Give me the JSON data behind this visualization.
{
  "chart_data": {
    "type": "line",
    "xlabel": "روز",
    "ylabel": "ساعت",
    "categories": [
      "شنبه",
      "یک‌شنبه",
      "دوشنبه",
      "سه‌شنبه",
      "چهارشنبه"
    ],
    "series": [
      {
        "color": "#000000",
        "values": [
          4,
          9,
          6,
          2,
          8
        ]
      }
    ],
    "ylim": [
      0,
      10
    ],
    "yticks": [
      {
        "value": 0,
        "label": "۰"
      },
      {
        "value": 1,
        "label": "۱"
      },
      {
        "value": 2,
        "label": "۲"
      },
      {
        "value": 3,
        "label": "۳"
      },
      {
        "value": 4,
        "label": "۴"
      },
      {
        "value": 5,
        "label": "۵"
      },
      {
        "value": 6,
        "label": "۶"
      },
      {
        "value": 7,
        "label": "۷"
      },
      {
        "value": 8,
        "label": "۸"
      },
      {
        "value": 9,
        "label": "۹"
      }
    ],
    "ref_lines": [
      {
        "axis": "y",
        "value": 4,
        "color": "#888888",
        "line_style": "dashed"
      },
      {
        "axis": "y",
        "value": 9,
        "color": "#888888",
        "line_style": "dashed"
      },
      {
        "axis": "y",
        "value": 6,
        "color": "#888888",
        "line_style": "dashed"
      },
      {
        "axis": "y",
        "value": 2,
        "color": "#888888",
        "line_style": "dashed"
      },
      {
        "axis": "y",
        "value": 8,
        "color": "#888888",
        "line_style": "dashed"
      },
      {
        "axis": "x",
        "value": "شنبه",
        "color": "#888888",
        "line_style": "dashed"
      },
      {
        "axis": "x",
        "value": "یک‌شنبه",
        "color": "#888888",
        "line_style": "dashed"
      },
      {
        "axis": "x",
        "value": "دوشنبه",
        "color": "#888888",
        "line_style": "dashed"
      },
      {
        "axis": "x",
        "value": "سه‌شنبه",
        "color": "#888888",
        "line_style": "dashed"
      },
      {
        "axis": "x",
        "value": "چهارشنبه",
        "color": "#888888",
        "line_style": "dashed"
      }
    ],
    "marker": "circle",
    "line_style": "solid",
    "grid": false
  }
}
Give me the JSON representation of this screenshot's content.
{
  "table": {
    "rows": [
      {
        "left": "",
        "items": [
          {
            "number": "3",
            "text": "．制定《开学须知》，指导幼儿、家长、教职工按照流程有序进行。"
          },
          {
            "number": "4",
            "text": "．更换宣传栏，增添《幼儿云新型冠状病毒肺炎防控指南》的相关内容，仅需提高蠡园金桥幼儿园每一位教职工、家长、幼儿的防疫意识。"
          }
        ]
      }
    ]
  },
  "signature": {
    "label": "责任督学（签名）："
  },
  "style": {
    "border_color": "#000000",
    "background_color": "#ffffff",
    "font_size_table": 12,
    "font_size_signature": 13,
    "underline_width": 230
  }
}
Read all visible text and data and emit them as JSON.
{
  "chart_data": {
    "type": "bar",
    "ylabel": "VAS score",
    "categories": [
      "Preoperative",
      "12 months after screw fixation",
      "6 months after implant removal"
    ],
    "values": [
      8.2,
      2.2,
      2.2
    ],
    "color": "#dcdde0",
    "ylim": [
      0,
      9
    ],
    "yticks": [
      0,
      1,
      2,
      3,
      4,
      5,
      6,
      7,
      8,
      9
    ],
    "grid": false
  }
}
┄┄┄┄┄┄┄┄┄┄┄┄┄┄┄┄┄┄┄┄
Using the data above, reproduce every line exactly.

* _Solved exercise_:
Give me the JSON data behind this visualization.
{
  "chart_data": {
    "type": "line",
    "xlabel": "روز",
    "ylabel": "ساعت",
    "categories": [
      "شنبه",
      "یک‌شنبه",
      "دوشنبه",
      "سه‌شنبه",
      "چهارشنبه"
    ],
    "series": [
      {
        "color": "#000000",
        "values": [
          4,
          9,
          6,
          2,
          8
        ]
      }
    ],
    "ylim": [
      0,
      10
    ],
    "yticks": [
      {
        "value": 0,
        "label": "۰"
      },
      {
        "value": 1,
        "label": "۱"
      },
      {
        "value": 2,
        "label": "۲"
      },
      {
        "value": 3,
        "label": "۳"
      },
      {
        "value": 4,
        "label": "۴"
      },
      {
        "value": 5,
        "label": "۵"
      },
      {
        "value": 6,
        "label": "۶"
      },
      {
        "value": 7,
        "label": "۷"
      },
      {
        "value": 8,
        "label": "۸"
      },
      {
        "value": 9,
        "label": "۹"
      }
    ],
    "ref_lines": [
      {
        "axis": "y",
        "value": 4,
        "color": "#888888",
        "line_style": "dashed"
      },
      {
        "axis": "y",
        "value": 9,
        "color": "#888888",
        "line_style": "dashed"
      },
      {
        "axis": "y",
        "value": 6,
        "color": "#888888",
        "line_style": "dashed"
      },
      {
        "axis": "y",
        "value": 2,
        "color": "#888888",
        "line_style": "dashed"
      },
      {
        "axis": "y",
        "value": 8,
        "color": "#888888",
        "line_style": "dashed"
      },
      {
        "axis": "x",
        "value": "شنبه",
        "color": "#888888",
        "line_style": "dashed"
      },
      {
        "axis": "x",
        "value": "یک‌شنبه",
        "color": "#888888",
        "line_style": "dashed"
      },
      {
        "axis": "x",
        "value": "دوشنبه",
        "color": "#888888",
        "line_style": "dashed"
      },
      {
        "axis": "x",
        "value": "سه‌شنبه",
        "color": "#888888",
        "line_style": "dashed"
      },
      {
        "axis": "x",
        "value": "چهارشنبه",
        "color": "#888888",
        "line_style": "dashed"
      }
    ],
    "marker": "circle",
    "line_style": "solid",
    "grid": false
  }
}
Give me the JSON representation of this screenshot's content.
{
  "table": {
    "rows": [
      {
        "left": "",
        "items": [
          {
            "number": "3",
            "text": "．制定《开学须知》，指导幼儿、家长、教职工按照流程有序进行。"
          },
          {
            "number": "4",
            "text": "．更换宣传栏，增添《幼儿云新型冠状病毒肺炎防控指南》的相关内容，仅需提高蠡园金桥幼儿园每一位教职工、家长、幼儿的防疫意识。"
          }
        ]
      }
    ]
  },
  "signature": {
    "label": "责任督学（签名）："
  },
  "style": {
    "border_color": "#000000",
    "background_color": "#ffffff",
    "font_size_table": 12,
    "font_size_signature": 13,
    "underline_width": 230
  }
}
Read all visible text and data and emit them as JSON.
{
  "chart_data": {
    "type": "bar",
    "ylabel": "VAS score",
    "categories": [
      "Preoperative",
      "12 months after screw fixation",
      "6 months after implant removal"
    ],
    "values": [
      8.2,
      2.2,
      2.2
    ],
    "color": "#dcdde0",
    "ylim": [
      0,
      9
    ],
    "yticks": [
      0,
      1,
      2,
      3,
      4,
      5,
      6,
      7,
      8,
      9
    ],
    "grid": false
  }
}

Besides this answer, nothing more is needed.